▶ [Source extract]
The Making of a Mandarin

AN interesting document came my way the other day.

It is not as elegant as one of Lord Chesterfield’s “Letters to his Son”, but it gives an excellent insight into the workings of the mind of a senior government official, one of those “mandarins”, as they are more commonly referred to, who supervise the vast and ponderous machinery of the country’s cumbersome bureaucracy.

It is a letter written by a mandarin, on the eve of his retirement, to a young nephew who has just been appointed to a minor position in some ministry in Athens.

This is how it goes:

My Dear Nephew,
First let me congratulate you on your appointment as a permanent civil servant. As you know, nothing can budge you from your employment during the next thirty-five years except death, a gross misdemeanor, or your resignation following your marriage to the heavily-dowried daughter of a shipowner or industrialist. But do not have any illusions in this respect because it takes brains to marry money and if you had any you wouldn’t have entered the civil service in the first place.

From now on, you owe allegiance to nobody except the all-powerful State which is your employer and, of course, to me who got you the job. If you do your duty by the State (and by me) you have nothing to worry about. You will receive regular promotion and you will eventually reach the age of retirement, as I have done, with all the benefits that go with it, including a couple of well-paid appointments to the Board of Directors of state-owned companies.

In your first post you will probably have to learn some kind of routine that is not very difficult but which, with a little practice, you can build up into a small mountain of paper work that might even fool your superiors. Remember that the first civil servant devised at least five complicated procedures in his department so that he could get jobs for five of his relatives and that every subsequent civil servant has done the same. So, in any self-respecting administration, the work that could be done by one man must be shared-out among at least a hundred people. Each of these is therefore faced with the problem of how to do nothing, yet appear to be on the verge of collapse from overwork.

▶ [Work to do]
#1 According to the letter in the mandarin piece, what can remove a permanent civil servant from employment during the next thirty-five years? List each one.
#2 Continue the mandarin piece from its last sentence, keeping the voice of the uncle's letter to his nephew.
The entries that come next are not needed for any of this work.

(Items listed in a dataset)
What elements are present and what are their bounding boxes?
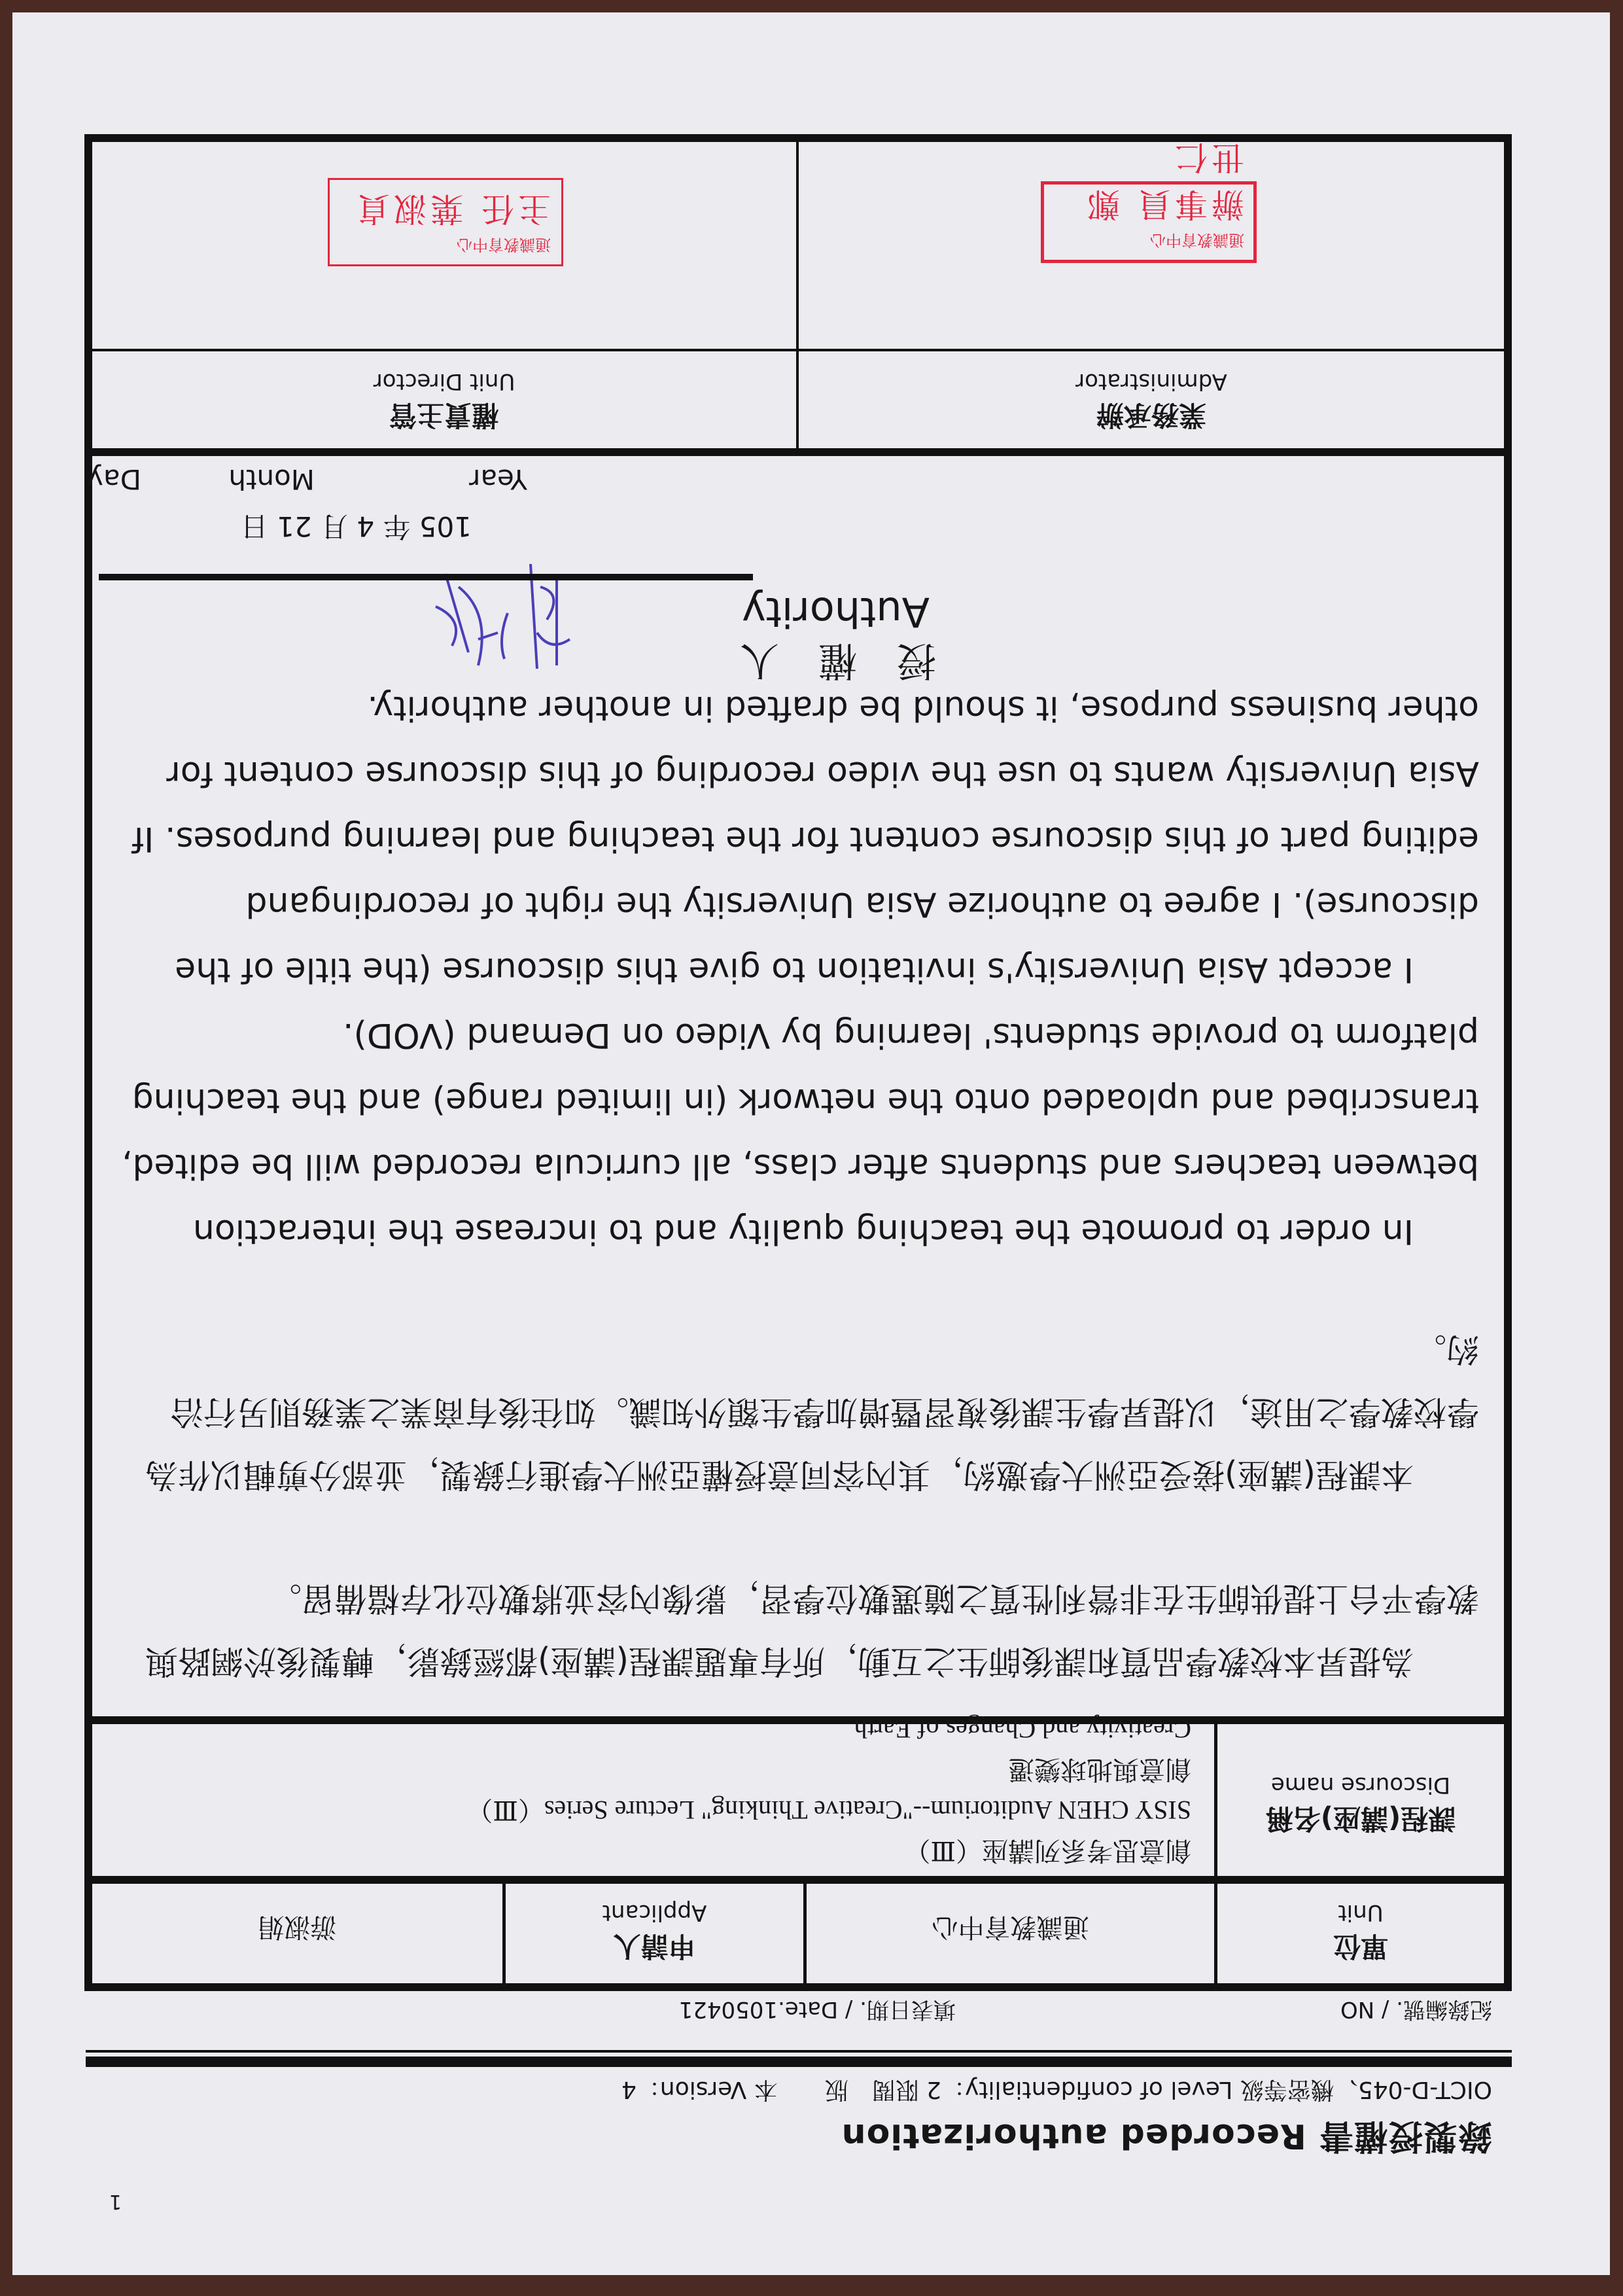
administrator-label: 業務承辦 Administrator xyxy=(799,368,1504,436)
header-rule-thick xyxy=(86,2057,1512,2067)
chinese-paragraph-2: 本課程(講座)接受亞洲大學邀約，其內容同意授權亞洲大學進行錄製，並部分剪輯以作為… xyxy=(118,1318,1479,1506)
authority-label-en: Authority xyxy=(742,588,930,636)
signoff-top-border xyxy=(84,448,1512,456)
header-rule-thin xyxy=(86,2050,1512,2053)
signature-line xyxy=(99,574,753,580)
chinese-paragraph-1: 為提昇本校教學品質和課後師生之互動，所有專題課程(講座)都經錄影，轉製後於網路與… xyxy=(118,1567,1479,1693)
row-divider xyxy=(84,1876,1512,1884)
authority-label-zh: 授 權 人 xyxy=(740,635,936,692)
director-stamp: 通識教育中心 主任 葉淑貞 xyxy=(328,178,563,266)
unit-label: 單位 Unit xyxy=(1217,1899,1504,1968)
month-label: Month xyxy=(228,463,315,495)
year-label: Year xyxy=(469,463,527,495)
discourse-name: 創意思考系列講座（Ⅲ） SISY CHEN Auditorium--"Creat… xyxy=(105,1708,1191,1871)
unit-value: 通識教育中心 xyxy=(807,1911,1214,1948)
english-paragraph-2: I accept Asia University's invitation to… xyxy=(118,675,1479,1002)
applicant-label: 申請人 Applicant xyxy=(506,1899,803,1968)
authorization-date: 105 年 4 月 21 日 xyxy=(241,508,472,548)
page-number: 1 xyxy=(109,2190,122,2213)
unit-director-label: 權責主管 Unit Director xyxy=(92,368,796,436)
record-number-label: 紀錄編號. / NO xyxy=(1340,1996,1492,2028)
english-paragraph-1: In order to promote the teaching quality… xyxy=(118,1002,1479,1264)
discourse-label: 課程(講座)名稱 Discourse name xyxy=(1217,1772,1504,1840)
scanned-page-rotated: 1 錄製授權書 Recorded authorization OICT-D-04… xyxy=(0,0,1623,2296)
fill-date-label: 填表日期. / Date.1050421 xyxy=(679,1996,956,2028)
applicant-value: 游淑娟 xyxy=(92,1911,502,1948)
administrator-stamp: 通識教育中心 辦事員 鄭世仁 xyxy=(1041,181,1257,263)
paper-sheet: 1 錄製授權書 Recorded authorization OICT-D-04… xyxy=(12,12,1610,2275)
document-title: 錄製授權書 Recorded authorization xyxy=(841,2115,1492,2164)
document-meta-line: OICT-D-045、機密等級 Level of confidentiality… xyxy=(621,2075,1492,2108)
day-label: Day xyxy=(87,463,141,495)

▶ [Solved tasks]
#1
- Death
- A gross misdemeanor
- Resignation following marriage to the heavily-dowried daughter of a shipowner or industrialist

#2
I do not know what your specific job in the Ministry is going to be but if you watch your colleagues, you will soon get the hang of it. Two neat stacks of files on each side of your desk, three open ledgers before you and a constantly ringing phone are standard equipment. (The best way to have a constantly ringing phone is to write the number up in about a dozen phone booths under the name “Mimi” with your office hours. When it rings you can pretend to be carrying on an official conversation even after the amorous gentleman on the other end has hung up in disgust.) An added touch is half-open drawers with more piles of official-looking documents in them. All except the middle drawer in your desk in which you will keep your mid-morning sandwich or cheese pie, but more about that later. If you have any high-minded idea about being of service to the public and that, after all, it is the taxpayer who is paying your salary, forget it. I can assure you that if the taxpayer had any say in fixing your emoluments you would die of slow starvation. Your salary is paid by the State and the State rakes in its revenues by squeezing the taxpayer to the limit. The taxpayer should therefore always be made to toe the line and abide by the bureaucratic procedures which have been so carefully and assiduously built up over the years by many generations of former colleagues. Moreover, these procedures are backed by reams of legislation which means that by applying them strictly you are merely upholding the law of the land.

You will find, in your contacts with the public, that there are two types of person you generally have to deal with. The first is the timid mouse who will do anything you say in order to get his papers processed as quickly as possible except perhaps if you tell him to jump off the roof of the building—although some have been known to do that on their own initiative after spending fruitless months running around from one ministry to another trying to disentangle themselves from some bureaucratic nightmare. The other is the roaring lion who tries to get the upper hand by throwing his weight around and trying to intimidate you. The way to deal with such a person is first to ask him for his identity card. If he is not carrying it with him you can smile sadly at him and say there is nothing you can do for him since you have no official proof that he exists. If he does have an identity card and has placed his signature on any of the documents he hands you, you can tell him to have the authenticity of his signature attested to by the officer on duty at the nearest police station. When he returns, three hours later, you will re-examine his papers and discover that he has not affixed the necessary excise stamps on them – the almighty hartosima which have the power of turning even a scrap of tissue into a legal document.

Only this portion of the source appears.